# Challenge
Spot each line that carries the word "LinearLayout"; copy those lines.

# start of Entries shown

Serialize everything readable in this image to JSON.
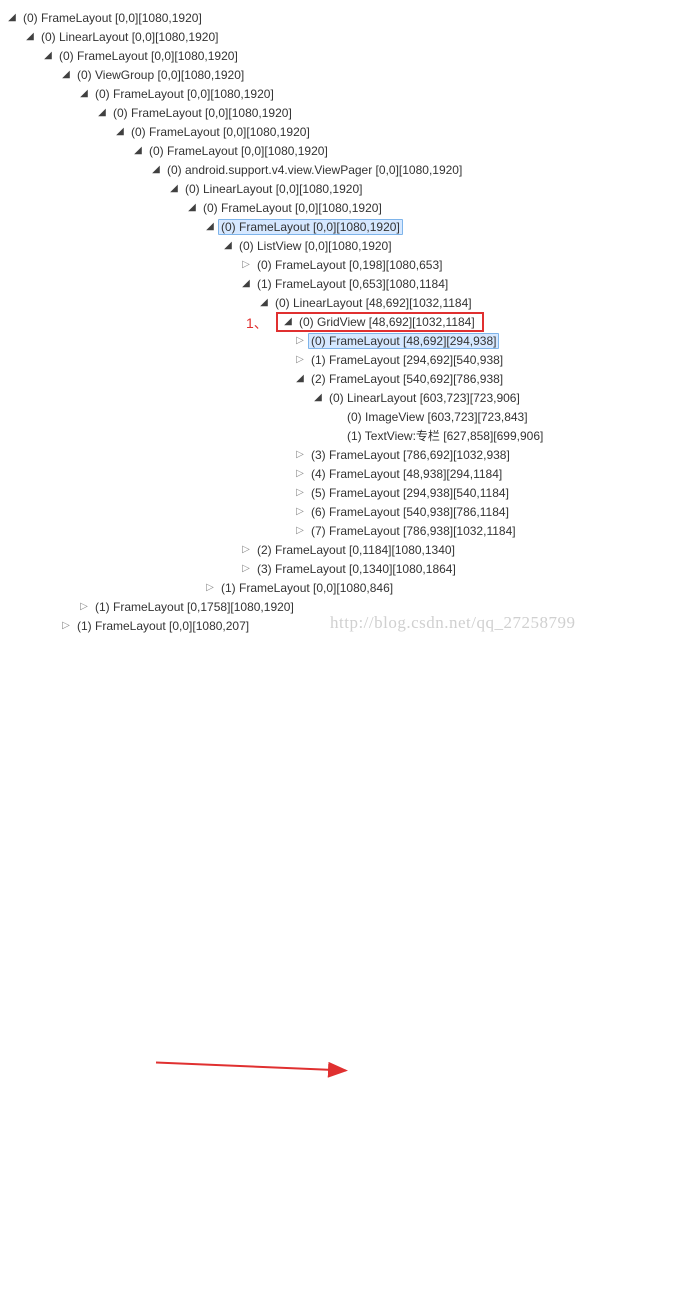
{
  "glyphs": {
    "expanded": "◢",
    "collapsed": "▷"
  },
  "annotation": {
    "label": "1、"
  },
  "watermark": "http://blog.csdn.net/qq_27258799",
  "tree": [
    {
      "depth": 0,
      "state": "expanded",
      "text": "(0) FrameLayout [0,0][1080,1920]"
    },
    {
      "depth": 1,
      "state": "expanded",
      "text": "(0) LinearLayout [0,0][1080,1920]"
    },
    {
      "depth": 2,
      "state": "expanded",
      "text": "(0) FrameLayout [0,0][1080,1920]"
    },
    {
      "depth": 3,
      "state": "expanded",
      "text": "(0) ViewGroup [0,0][1080,1920]"
    },
    {
      "depth": 4,
      "state": "expanded",
      "text": "(0) FrameLayout [0,0][1080,1920]"
    },
    {
      "depth": 5,
      "state": "expanded",
      "text": "(0) FrameLayout [0,0][1080,1920]"
    },
    {
      "depth": 6,
      "state": "expanded",
      "text": "(0) FrameLayout [0,0][1080,1920]"
    },
    {
      "depth": 7,
      "state": "expanded",
      "text": "(0) FrameLayout [0,0][1080,1920]"
    },
    {
      "depth": 8,
      "state": "expanded",
      "text": "(0) android.support.v4.view.ViewPager [0,0][1080,1920]"
    },
    {
      "depth": 9,
      "state": "expanded",
      "text": "(0) LinearLayout [0,0][1080,1920]"
    },
    {
      "depth": 10,
      "state": "expanded",
      "text": "(0) FrameLayout [0,0][1080,1920]"
    },
    {
      "depth": 11,
      "state": "expanded",
      "text": "(0) FrameLayout [0,0][1080,1920]",
      "selected": true
    },
    {
      "depth": 12,
      "state": "expanded",
      "text": "(0) ListView [0,0][1080,1920]"
    },
    {
      "depth": 13,
      "state": "collapsed",
      "text": "(0) FrameLayout [0,198][1080,653]"
    },
    {
      "depth": 13,
      "state": "expanded",
      "text": "(1) FrameLayout [0,653][1080,1184]"
    },
    {
      "depth": 14,
      "state": "expanded",
      "text": "(0) LinearLayout [48,692][1032,1184]"
    },
    {
      "depth": 15,
      "state": "expanded",
      "text": "(0) GridView [48,692][1032,1184]",
      "highlight": true
    },
    {
      "depth": 16,
      "state": "collapsed",
      "text": "(0) FrameLayout [48,692][294,938]",
      "selected": true
    },
    {
      "depth": 16,
      "state": "collapsed",
      "text": "(1) FrameLayout [294,692][540,938]"
    },
    {
      "depth": 16,
      "state": "expanded",
      "text": "(2) FrameLayout [540,692][786,938]"
    },
    {
      "depth": 17,
      "state": "expanded",
      "text": "(0) LinearLayout [603,723][723,906]"
    },
    {
      "depth": 18,
      "state": "leaf",
      "text": "(0) ImageView [603,723][723,843]"
    },
    {
      "depth": 18,
      "state": "leaf",
      "text": "(1) TextView:专栏 [627,858][699,906]",
      "arrowTarget": true
    },
    {
      "depth": 16,
      "state": "collapsed",
      "text": "(3) FrameLayout [786,692][1032,938]"
    },
    {
      "depth": 16,
      "state": "collapsed",
      "text": "(4) FrameLayout [48,938][294,1184]"
    },
    {
      "depth": 16,
      "state": "collapsed",
      "text": "(5) FrameLayout [294,938][540,1184]"
    },
    {
      "depth": 16,
      "state": "collapsed",
      "text": "(6) FrameLayout [540,938][786,1184]"
    },
    {
      "depth": 16,
      "state": "collapsed",
      "text": "(7) FrameLayout [786,938][1032,1184]"
    },
    {
      "depth": 13,
      "state": "collapsed",
      "text": "(2) FrameLayout [0,1184][1080,1340]"
    },
    {
      "depth": 13,
      "state": "collapsed",
      "text": "(3) FrameLayout [0,1340][1080,1864]"
    },
    {
      "depth": 11,
      "state": "collapsed",
      "text": "(1) FrameLayout [0,0][1080,846]"
    },
    {
      "depth": 4,
      "state": "collapsed",
      "text": "(1) FrameLayout [0,1758][1080,1920]"
    },
    {
      "depth": 3,
      "state": "collapsed",
      "text": "(1) FrameLayout [0,0][1080,207]"
    }
  ]
}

# end of Entries shown

# Full answer
      "text": "(0) LinearLayout [0,0][1080,1920]"
      "text": "(0) LinearLayout [0,0][1080,1920]"
      "text": "(0) LinearLayout [48,692][1032,1184]"
      "text": "(0) LinearLayout [603,723][723,906]"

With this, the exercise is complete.